*Directions:*
Tell how many lines in the data below include the word "ويستجيب". The answer is the number only.

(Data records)

------------------------------------

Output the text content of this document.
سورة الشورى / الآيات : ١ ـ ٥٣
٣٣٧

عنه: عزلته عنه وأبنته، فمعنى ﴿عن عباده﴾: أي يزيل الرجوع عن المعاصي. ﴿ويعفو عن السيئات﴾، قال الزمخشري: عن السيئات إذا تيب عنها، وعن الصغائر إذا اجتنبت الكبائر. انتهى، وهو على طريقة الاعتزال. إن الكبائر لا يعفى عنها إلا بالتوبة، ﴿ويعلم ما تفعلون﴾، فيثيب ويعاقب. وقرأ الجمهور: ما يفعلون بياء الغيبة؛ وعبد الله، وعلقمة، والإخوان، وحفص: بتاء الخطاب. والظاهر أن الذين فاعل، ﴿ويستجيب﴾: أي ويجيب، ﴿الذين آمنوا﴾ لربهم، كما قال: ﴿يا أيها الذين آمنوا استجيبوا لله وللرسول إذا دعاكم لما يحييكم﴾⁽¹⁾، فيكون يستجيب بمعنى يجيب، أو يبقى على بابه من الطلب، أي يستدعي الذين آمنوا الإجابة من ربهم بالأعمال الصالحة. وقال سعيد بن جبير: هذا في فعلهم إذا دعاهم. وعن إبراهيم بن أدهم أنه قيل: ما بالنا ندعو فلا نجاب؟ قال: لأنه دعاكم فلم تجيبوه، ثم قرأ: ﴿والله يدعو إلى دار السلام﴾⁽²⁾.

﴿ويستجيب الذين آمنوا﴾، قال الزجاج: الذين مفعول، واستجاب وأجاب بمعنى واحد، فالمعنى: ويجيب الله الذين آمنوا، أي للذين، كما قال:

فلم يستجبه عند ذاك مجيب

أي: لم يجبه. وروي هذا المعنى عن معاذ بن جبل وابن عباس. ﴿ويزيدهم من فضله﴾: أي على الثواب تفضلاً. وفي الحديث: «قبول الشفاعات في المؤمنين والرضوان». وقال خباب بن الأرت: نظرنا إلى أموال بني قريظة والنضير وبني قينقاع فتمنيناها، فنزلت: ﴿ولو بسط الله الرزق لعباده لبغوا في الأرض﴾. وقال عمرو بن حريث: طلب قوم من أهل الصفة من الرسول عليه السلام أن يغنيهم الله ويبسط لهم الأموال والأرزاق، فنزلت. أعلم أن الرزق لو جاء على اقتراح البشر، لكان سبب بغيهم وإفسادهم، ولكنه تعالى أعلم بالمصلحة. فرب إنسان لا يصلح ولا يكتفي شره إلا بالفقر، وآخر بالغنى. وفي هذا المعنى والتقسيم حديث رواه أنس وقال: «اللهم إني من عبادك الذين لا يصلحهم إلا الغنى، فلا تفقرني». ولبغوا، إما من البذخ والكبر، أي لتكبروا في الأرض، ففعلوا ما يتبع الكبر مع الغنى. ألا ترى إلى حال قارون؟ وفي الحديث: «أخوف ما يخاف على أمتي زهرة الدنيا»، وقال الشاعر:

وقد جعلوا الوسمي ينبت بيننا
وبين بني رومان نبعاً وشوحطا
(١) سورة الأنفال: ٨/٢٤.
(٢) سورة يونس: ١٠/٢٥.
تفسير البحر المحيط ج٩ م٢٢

------------------------------------

*Answer for the task:*
2